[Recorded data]
_ _ _ _ _
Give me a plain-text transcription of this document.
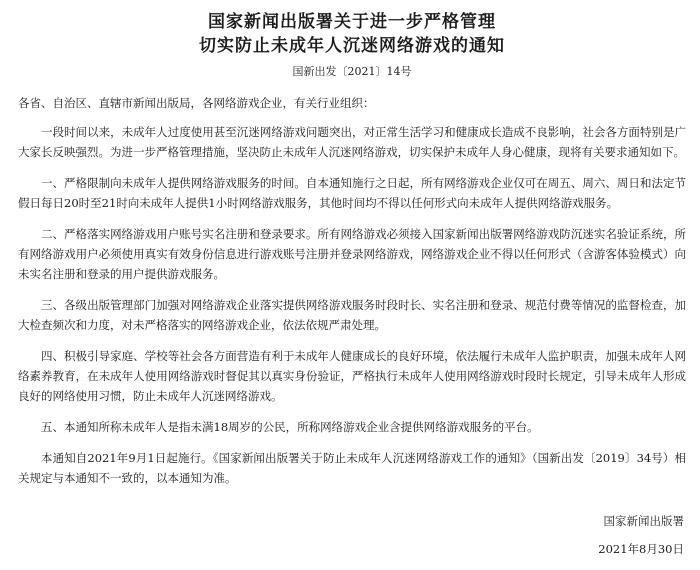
国家新闻出版署关于进一步严格管理
切实防止未成年人沉迷网络游戏的通知
国新出发〔2021〕14号
各省、自治区、直辖市新闻出版局，各网络游戏企业，有关行业组织：

一段时间以来，未成年人过度使用甚至沉迷网络游戏问题突出，对正常生活学习和健康成长造成不良影响，社会各方面特别是广大家长反映强烈。为进一步严格管理措施，坚决防止未成年人沉迷网络游戏，切实保护未成年人身心健康，现将有关要求通知如下。

一、严格限制向未成年人提供网络游戏服务的时间。自本通知施行之日起，所有网络游戏企业仅可在周五、周六、周日和法定节假日每日20时至21时向未成年人提供1小时网络游戏服务，其他时间均不得以任何形式向未成年人提供网络游戏服务。

二、严格落实网络游戏用户账号实名注册和登录要求。所有网络游戏必须接入国家新闻出版署网络游戏防沉迷实名验证系统，所有网络游戏用户必须使用真实有效身份信息进行游戏账号注册并登录网络游戏，网络游戏企业不得以任何形式（含游客体验模式）向未实名注册和登录的用户提供游戏服务。

三、各级出版管理部门加强对网络游戏企业落实提供网络游戏服务时段时长、实名注册和登录、规范付费等情况的监督检查，加大检查频次和力度，对未严格落实的网络游戏企业，依法依规严肃处理。

四、积极引导家庭、学校等社会各方面营造有利于未成年人健康成长的良好环境，依法履行未成年人监护职责，加强未成年人网络素养教育，在未成年人使用网络游戏时督促其以真实身份验证，严格执行未成年人使用网络游戏时段时长规定，引导未成年人形成良好的网络使用习惯，防止未成年人沉迷网络游戏。

五、本通知所称未成年人是指未满18周岁的公民，所称网络游戏企业含提供网络游戏服务的平台。

本通知自2021年9月1日起施行。《国家新闻出版署关于防止未成年人沉迷网络游戏工作的通知》（国新出发〔2019〕34号）相关规定与本通知不一致的，以本通知为准。

国家新闻出版署
2021年8月30日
_ _ _ _ _
Problem details: Repeat the material above in full and unchanged, minus its images.

Exercise answer:
Give me a plain-text transcription of this document.
国家新闻出版署关于进一步严格管理
切实防止未成年人沉迷网络游戏的通知
国新出发〔2021〕14号
各省、自治区、直辖市新闻出版局，各网络游戏企业，有关行业组织：

一段时间以来，未成年人过度使用甚至沉迷网络游戏问题突出，对正常生活学习和健康成长造成不良影响，社会各方面特别是广大家长反映强烈。为进一步严格管理措施，坚决防止未成年人沉迷网络游戏，切实保护未成年人身心健康，现将有关要求通知如下。

一、严格限制向未成年人提供网络游戏服务的时间。自本通知施行之日起，所有网络游戏企业仅可在周五、周六、周日和法定节假日每日20时至21时向未成年人提供1小时网络游戏服务，其他时间均不得以任何形式向未成年人提供网络游戏服务。

二、严格落实网络游戏用户账号实名注册和登录要求。所有网络游戏必须接入国家新闻出版署网络游戏防沉迷实名验证系统，所有网络游戏用户必须使用真实有效身份信息进行游戏账号注册并登录网络游戏，网络游戏企业不得以任何形式（含游客体验模式）向未实名注册和登录的用户提供游戏服务。

三、各级出版管理部门加强对网络游戏企业落实提供网络游戏服务时段时长、实名注册和登录、规范付费等情况的监督检查，加大检查频次和力度，对未严格落实的网络游戏企业，依法依规严肃处理。

四、积极引导家庭、学校等社会各方面营造有利于未成年人健康成长的良好环境，依法履行未成年人监护职责，加强未成年人网络素养教育，在未成年人使用网络游戏时督促其以真实身份验证，严格执行未成年人使用网络游戏时段时长规定，引导未成年人形成良好的网络使用习惯，防止未成年人沉迷网络游戏。

五、本通知所称未成年人是指未满18周岁的公民，所称网络游戏企业含提供网络游戏服务的平台。

本通知自2021年9月1日起施行。《国家新闻出版署关于防止未成年人沉迷网络游戏工作的通知》（国新出发〔2019〕34号）相关规定与本通知不一致的，以本通知为准。

国家新闻出版署
2021年8月30日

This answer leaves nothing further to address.